------ Data entries

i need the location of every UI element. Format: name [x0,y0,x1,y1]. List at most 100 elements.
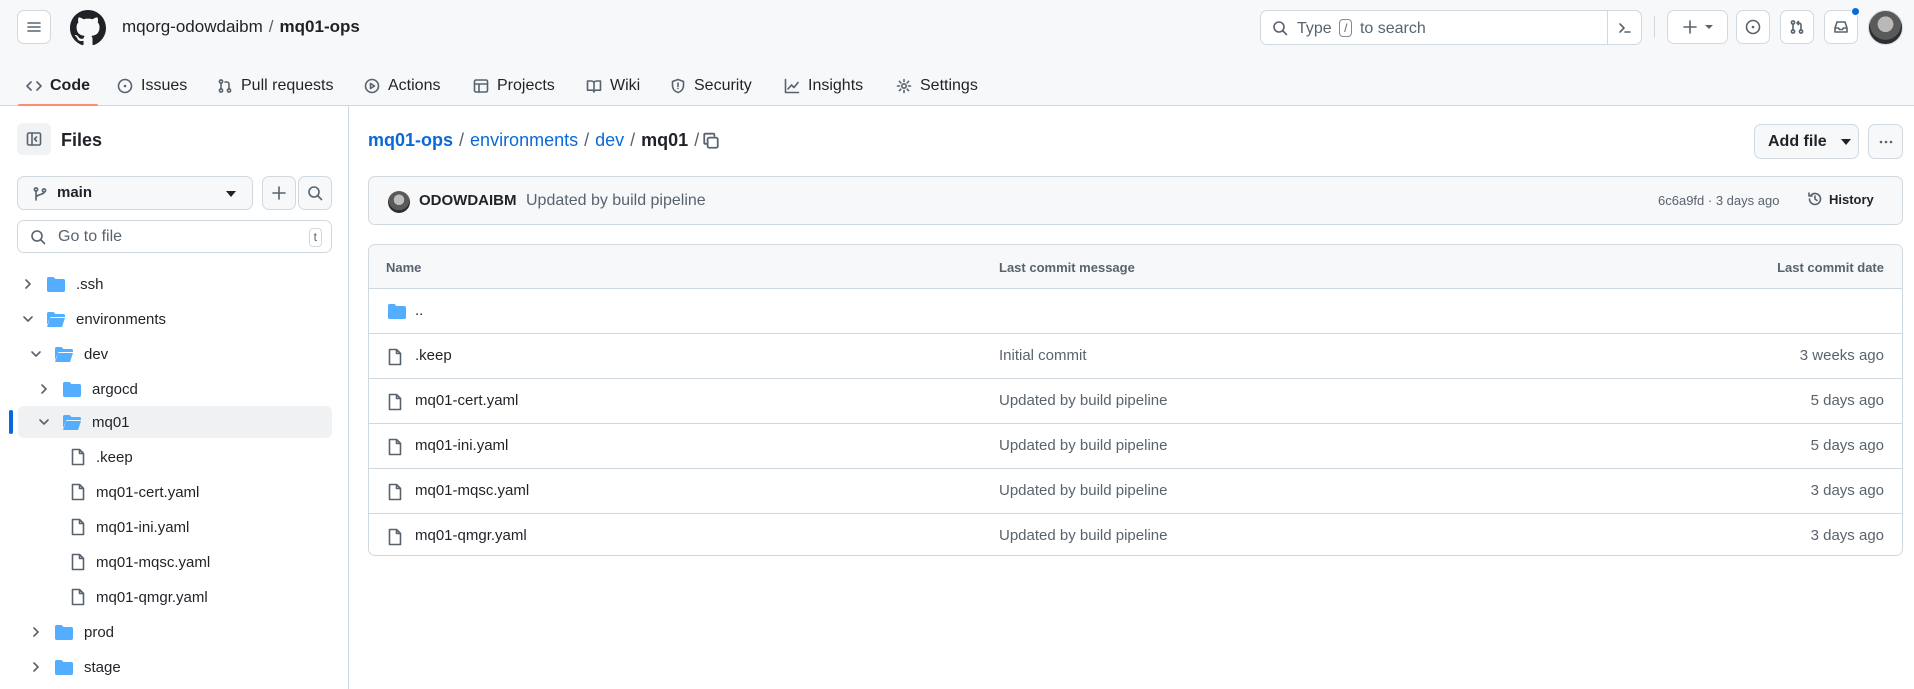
row-name[interactable]: mq01-qmgr.yaml [415,527,527,544]
breadcrumb-separator: / [268,17,274,36]
git-pull-request-icon [218,79,232,93]
tab-insights[interactable]: Insights [784,66,863,106]
table-row[interactable]: mq01-mqsc.yaml Updated by build pipeline… [369,469,1902,514]
your-pull-requests-button[interactable] [1780,10,1814,44]
tab-actions[interactable]: Actions [364,66,440,106]
tree-item-argocd[interactable]: argocd [36,373,332,405]
history-button[interactable]: History [1807,191,1874,207]
chevron-right-icon[interactable] [20,276,36,292]
tab-label: Actions [388,77,441,94]
table-row[interactable]: .keep Initial commit 3 weeks ago [369,334,1902,379]
path-current: mq01 [641,130,689,150]
chevron-down-icon[interactable] [36,414,52,430]
tree-item-stage[interactable]: stage [28,651,332,683]
tab-code[interactable]: Code [18,66,98,106]
go-to-file-placeholder: Go to file [58,228,123,245]
git-branch-icon [32,186,48,202]
add-file-button[interactable] [262,176,296,210]
tree-item-mq01[interactable]: mq01 [18,406,332,438]
tree-item-label: stage [84,658,121,676]
tab-security[interactable]: Security [670,66,752,106]
tree-item-mq01-ini[interactable]: mq01-ini.yaml [70,511,332,543]
table-row[interactable]: mq01-cert.yaml Updated by build pipeline… [369,379,1902,424]
folder-open-icon [54,346,74,363]
sidebar-collapse-icon [26,132,42,146]
add-file-label: Add file [1768,132,1827,150]
commit-message[interactable]: Updated by build pipeline [526,192,706,210]
chevron-right-icon[interactable] [28,624,44,640]
terminal-icon [1618,22,1631,33]
file-icon [387,438,403,456]
row-name[interactable]: mq01-mqsc.yaml [415,482,529,499]
file-icon [387,348,403,366]
tree-item-environments[interactable]: environments [20,303,332,335]
command-palette-button[interactable] [1607,11,1641,44]
go-to-file-input[interactable]: Go to file t [17,220,332,253]
repo-breadcrumb: mqorg-odowdaibm / mq01-ops [122,17,360,37]
chevron-down-icon[interactable] [20,311,36,327]
chevron-right-icon[interactable] [28,659,44,675]
commit-author[interactable]: ODOWDAIBM [419,192,517,209]
row-commit-message[interactable]: Updated by build pipeline [999,527,1167,544]
file-icon [70,553,86,571]
more-options-button[interactable] [1868,124,1903,159]
copy-path-icon[interactable] [702,132,720,150]
tab-pull-requests[interactable]: Pull requests [217,66,334,106]
repo-link[interactable]: mq01-ops [280,17,360,36]
tree-item-label: prod [84,623,115,641]
tab-wiki[interactable]: Wiki [586,66,640,106]
row-name[interactable]: mq01-ini.yaml [415,437,508,454]
tab-issues[interactable]: Issues [117,66,187,106]
tab-label: Projects [497,77,555,94]
row-commit-message[interactable]: Updated by build pipeline [999,482,1167,499]
table-row[interactable]: mq01-ini.yaml Updated by build pipeline … [369,424,1902,469]
tree-item-label: environments [76,310,167,328]
chevron-down-icon[interactable] [28,346,44,362]
row-name[interactable]: mq01-cert.yaml [415,392,518,409]
branch-selector[interactable]: main [17,176,253,210]
tree-item-mq01-cert[interactable]: mq01-cert.yaml [70,476,332,508]
chevron-right-icon[interactable] [36,381,52,397]
commit-meta[interactable]: 6c6a9fd · 3 days ago [1658,193,1779,208]
tree-item-mq01-mqsc[interactable]: mq01-mqsc.yaml [70,546,332,578]
owner-link[interactable]: mqorg-odowdaibm [122,17,263,36]
row-commit-message[interactable]: Initial commit [999,347,1087,364]
tab-label: Code [50,77,90,94]
tree-item-mq01-qmgr[interactable]: mq01-qmgr.yaml [70,581,332,613]
row-commit-message[interactable]: Updated by build pipeline [999,437,1167,454]
row-name[interactable]: .. [415,302,423,319]
column-header-date: Last commit date [1777,260,1884,275]
search-files-button[interactable] [298,176,332,210]
tab-projects[interactable]: Projects [473,66,555,106]
file-tree-sidebar: Files main Go to file t .ssh environment… [0,106,349,689]
tree-item-dev[interactable]: dev [28,338,332,370]
tree-item-prod[interactable]: prod [28,616,332,648]
row-commit-message[interactable]: Updated by build pipeline [999,392,1167,409]
path-link-dev[interactable]: dev [595,130,624,151]
row-name[interactable]: .keep [415,347,452,364]
create-new-button[interactable] [1667,10,1728,44]
commit-author-avatar[interactable] [388,191,410,213]
tree-item-label: mq01-qmgr.yaml [96,588,208,606]
table-row-parent[interactable]: .. [369,289,1902,334]
add-file-dropdown[interactable]: Add file [1754,124,1859,159]
folder-icon [46,276,66,293]
tree-item-keep[interactable]: .keep [70,441,332,473]
your-issues-button[interactable] [1736,10,1770,44]
menu-button[interactable] [17,10,51,44]
path-link-environments[interactable]: environments [470,130,578,151]
table-row[interactable]: mq01-qmgr.yaml Updated by build pipeline… [369,514,1902,555]
user-avatar[interactable] [1868,10,1903,45]
path-separator: / [459,130,465,150]
path-root-link[interactable]: mq01-ops [368,130,453,151]
search-placeholder: Type / to search [1297,19,1426,37]
tab-settings[interactable]: Settings [896,66,978,106]
search-input[interactable]: Type / to search [1260,10,1642,45]
column-header-message: Last commit message [999,260,1135,275]
book-icon [586,80,602,93]
github-logo-icon[interactable] [70,10,106,46]
tree-item-ssh[interactable]: .ssh [20,268,332,300]
collapse-sidebar-button[interactable] [17,123,51,155]
tree-item-label: mq01-ini.yaml [96,518,190,536]
row-commit-date: 3 weeks ago [1799,347,1884,364]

------------

» **Exercise details**:
Can you give every line of the entries above as a numbered list, skipping any blank lines and leaving the pictures out?

» **Response below**:
1. i need the location of every UI element. Format: name [x0,y0,x1,y1]. List at most 100 elements.
2. row-name[interactable]: mq01-qmgr.yaml [415,527,527,544]
3. breadcrumb-separator: / [268,17,274,36]
4. git-pull-request-icon [218,79,232,93]
5. tab-insights[interactable]: Insights [784,66,863,106]
6. table-row[interactable]: mq01-mqsc.yaml Updated by build pipeline… [369,469,1902,514]
7. your-pull-requests-button[interactable] [1780,10,1814,44]
8. tab-actions[interactable]: Actions [364,66,440,106]
9. tree-item-argocd[interactable]: argocd [36,373,332,405]
10. history-button[interactable]: History [1807,191,1874,207]
11. chevron-right-icon[interactable] [20,276,36,292]
12. tab-label: Actions [388,77,441,94]
13. table-row[interactable]: .keep Initial commit 3 weeks ago [369,334,1902,379]
14. path-current: mq01 [641,130,689,150]
15. chevron-down-icon[interactable] [36,414,52,430]
16. tree-item-stage[interactable]: stage [28,651,332,683]
17. tab-code[interactable]: Code [18,66,98,106]
18. go-to-file-placeholder: Go to file [58,228,123,245]
19. git-branch-icon [32,186,48,202]
20. add-file-button[interactable] [262,176,296,210]
21. tree-item-mq01[interactable]: mq01 [18,406,332,438]
22. tree-item-label: stage [84,658,121,676]
23. tab-security[interactable]: Security [670,66,752,106]
24. tree-item-mq01-ini[interactable]: mq01-ini.yaml [70,511,332,543]
25. table-row[interactable]: mq01-cert.yaml Updated by build pipeline… [369,379,1902,424]
26. folder-open-icon [54,346,74,363]
27. sidebar-collapse-icon [26,132,42,146]
28. add-file-label: Add file [1768,132,1827,150]
29. commit-message[interactable]: Updated by build pipeline [526,192,706,210]
30. chevron-right-icon[interactable] [28,624,44,640]
31. terminal-icon [1618,22,1631,33]
32. file-icon [387,438,403,456]
33. row-name[interactable]: mq01-mqsc.yaml [415,482,529,499]
34. file-icon [387,348,403,366]
35. tree-item-environments[interactable]: environments [20,303,332,335]
36. command-palette-button[interactable] [1607,11,1641,44]
37. go-to-file-input[interactable]: Go to file t [17,220,332,253]
38. repo-breadcrumb: mqorg-odowdaibm / mq01-ops [122,17,360,37]
39. chevron-down-icon[interactable] [20,311,36,327]
40. chevron-right-icon[interactable] [28,659,44,675]
41. commit-author[interactable]: ODOWDAIBM [419,192,517,209]
42. row-commit-message[interactable]: Updated by build pipeline [999,527,1167,544]
43. file-icon [70,553,86,571]
44. more-options-button[interactable] [1868,124,1903,159]
45. copy-path-icon[interactable] [702,132,720,150]
46. tab-pull-requests[interactable]: Pull requests [217,66,334,106]
47. repo-link[interactable]: mq01-ops [280,17,360,36]
48. tree-item-label: prod [84,623,115,641]
49. tab-wiki[interactable]: Wiki [586,66,640,106]
50. row-name[interactable]: mq01-ini.yaml [415,437,508,454]
51. tab-issues[interactable]: Issues [117,66,187,106]
52. tab-label: Projects [497,77,555,94]
53. row-commit-message[interactable]: Updated by build pipeline [999,482,1167,499]
54. table-row[interactable]: mq01-ini.yaml Updated by build pipeline … [369,424,1902,469]
55. tree-item-label: environments [76,310,167,328]
56. chevron-down-icon[interactable] [28,346,44,362]
57. row-name[interactable]: mq01-cert.yaml [415,392,518,409]
58. branch-selector[interactable]: main [17,176,253,210]
59. tree-item-mq01-cert[interactable]: mq01-cert.yaml [70,476,332,508]
60. chevron-right-icon[interactable] [36,381,52,397]
61. commit-meta[interactable]: 6c6a9fd · 3 days ago [1658,193,1779,208]
62. tree-item-mq01-mqsc[interactable]: mq01-mqsc.yaml [70,546,332,578]
63. owner-link[interactable]: mqorg-odowdaibm [122,17,263,36]
64. row-commit-message[interactable]: Initial commit [999,347,1087,364]
65. tab-label: Code [50,77,90,94]
66. tree-item-mq01-qmgr[interactable]: mq01-qmgr.yaml [70,581,332,613]
67. row-commit-message[interactable]: Updated by build pipeline [999,437,1167,454]
68. row-name[interactable]: .. [415,302,423,319]
69. column-header-date: Last commit date [1777,260,1884,275]
70. search-files-button[interactable] [298,176,332,210]
71. tab-projects[interactable]: Projects [473,66,555,106]
72. file-tree-sidebar: Files main Go to file t .ssh environment… [0,106,349,689]
73. tree-item-dev[interactable]: dev [28,338,332,370]
74. tree-item-prod[interactable]: prod [28,616,332,648]
75. row-commit-message[interactable]: Updated by build pipeline [999,392,1167,409]
76. path-link-dev[interactable]: dev [595,130,624,151]
77. row-name[interactable]: .keep [415,347,452,364]
78. create-new-button[interactable] [1667,10,1728,44]
79. commit-author-avatar[interactable] [388,191,410,213]
80. tree-item-label: mq01-qmgr.yaml [96,588,208,606]
81. table-row-parent[interactable]: .. [369,289,1902,334]
82. add-file-dropdown[interactable]: Add file [1754,124,1859,159]
83. folder-icon [46,276,66,293]
84. tree-item-keep[interactable]: .keep [70,441,332,473]
85. your-issues-button[interactable] [1736,10,1770,44]
86. menu-button[interactable] [17,10,51,44]
87. path-link-environments[interactable]: environments [470,130,578,151]
88. table-row[interactable]: mq01-qmgr.yaml Updated by build pipeline… [369,514,1902,555]
89. user-avatar[interactable] [1868,10,1903,45]
90. path-separator: / [459,130,465,150]
91. path-root-link[interactable]: mq01-ops [368,130,453,151]
92. search-placeholder: Type / to search [1297,19,1426,37]
93. tab-settings[interactable]: Settings [896,66,978,106]
94. search-input[interactable]: Type / to search [1260,10,1642,45]
95. column-header-message: Last commit message [999,260,1135,275]
96. book-icon [586,80,602,93]
97. github-logo-icon[interactable] [70,10,106,46]
98. tree-item-ssh[interactable]: .ssh [20,268,332,300]
99. collapse-sidebar-button[interactable] [17,123,51,155]
100. tree-item-label: mq01-ini.yaml [96,518,190,536]
101. row-commit-date: 3 weeks ago [1799,347,1884,364]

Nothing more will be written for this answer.